> Record extracts:
══════════
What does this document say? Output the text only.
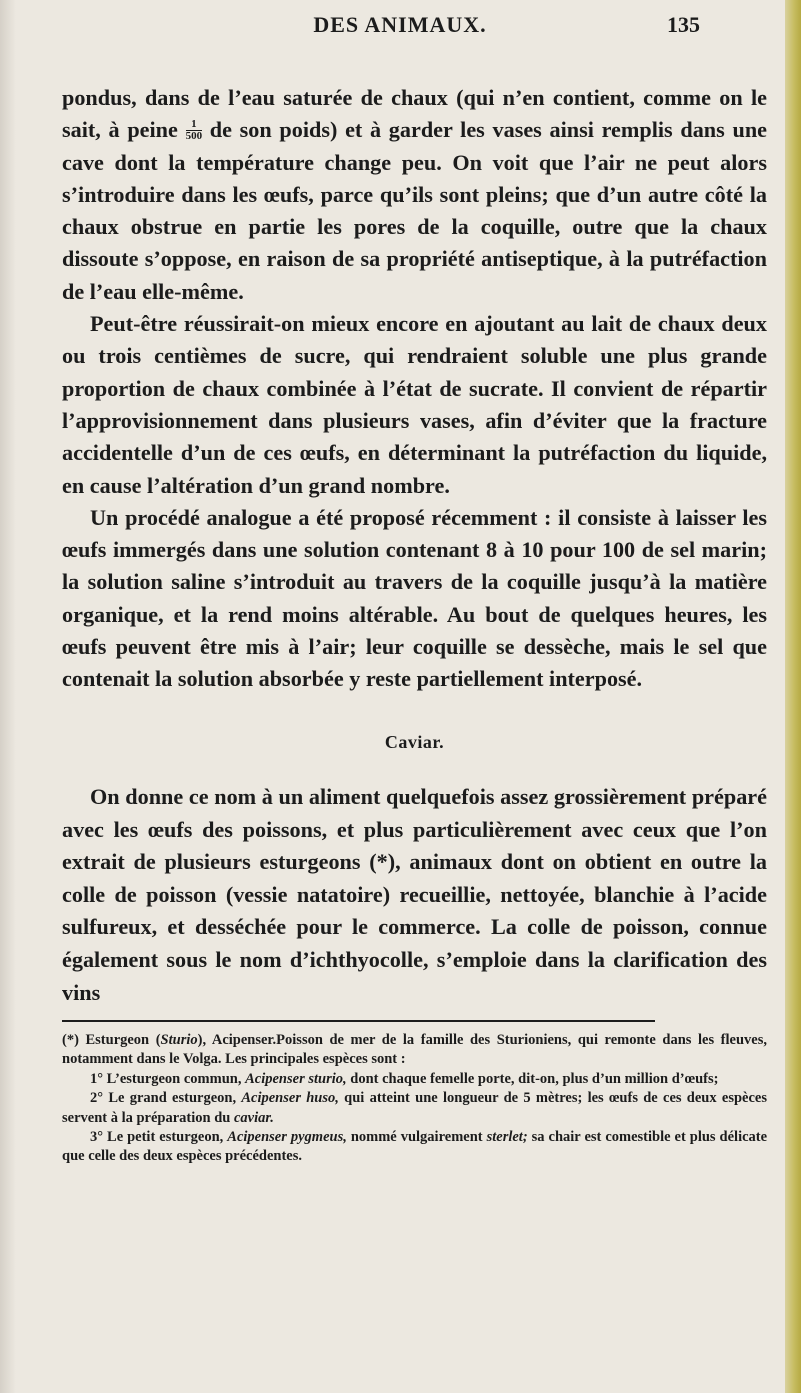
DES ANIMAUX.	135

pondus, dans de l’eau saturée de chaux (qui n’en contient, comme on le sait, à peine $\frac{1}{500}$ de son poids) et à garder les vases ainsi remplis dans une cave dont la température change peu. On voit que l’air ne peut alors s’introduire dans les œufs, parce qu’ils sont pleins; que d’un autre côté la chaux obstrue en partie les pores de la coquille, outre que la chaux dissoute s’oppose, en raison de sa propriété antiseptique, à la putréfaction de l’eau elle-même.

Peut-être réussirait-on mieux encore en ajoutant au lait de chaux deux ou trois centièmes de sucre, qui rendraient soluble une plus grande proportion de chaux combinée à l’état de sucrate. Il convient de répartir l’approvisionnement dans plusieurs vases, afin d’éviter que la fracture accidentelle d’un de ces œufs, en déterminant la putréfaction du liquide, en cause l’altération d’un grand nombre.

Un procédé analogue a été proposé récemment : il consiste à laisser les œufs immergés dans une solution contenant 8 à 10 pour 100 de sel marin; la solution saline s’introduit au travers de la coquille jusqu’à la matière organique, et la rend moins altérable. Au bout de quelques heures, les œufs peuvent être mis à l’air; leur coquille se dessèche, mais le sel que contenait la solution absorbée y reste partiellement interposé.

Caviar.

On donne ce nom à un aliment quelquefois assez grossièrement préparé avec les œufs des poissons, et plus particulièrement avec ceux que l’on extrait de plusieurs esturgeons (*), animaux dont on obtient en outre la colle de poisson (vessie natatoire) recueillie, nettoyée, blanchie à l’acide sulfureux, et desséchée pour le commerce. La colle de poisson, connue également sous le nom d’ichthyocolle, s’emploie dans la clarification des vins

(*) Esturgeon (Sturio), Acipenser.Poisson de mer de la famille des Sturioniens, qui remonte dans les fleuves, notamment dans le Volga. Les principales espèces sont :

1° L’esturgeon commun, Acipenser sturio, dont chaque femelle porte, dit-on, plus d’un million d’œufs;

2° Le grand esturgeon, Acipenser huso, qui atteint une longueur de 5 mètres; les œufs de ces deux espèces servent à la préparation du caviar.

3° Le petit esturgeon, Acipenser pygmeus, nommé vulgairement sterlet; sa chair est comestible et plus délicate que celle des deux espèces précédentes.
══════════
> Exercise prompt:
Copy each line of the listing that contains the string "grand".

> The answer:
Peut-être réussirait-on mieux encore en ajoutant au lait de chaux deux ou trois centièmes de sucre, qui rendraient soluble une plus grande proportion de chaux combinée à l’état de sucrate. Il convient de répartir l’approvisionnement dans plusieurs vases, afin d’éviter que la fracture accidentelle d’un de ces œufs, en déterminant la putréfaction du liquide, en cause l’altération d’un grand nombre.
2° Le grand esturgeon, Acipenser huso, qui atteint une longueur de 5 mètres; les œufs de ces deux espèces servent à la préparation du caviar.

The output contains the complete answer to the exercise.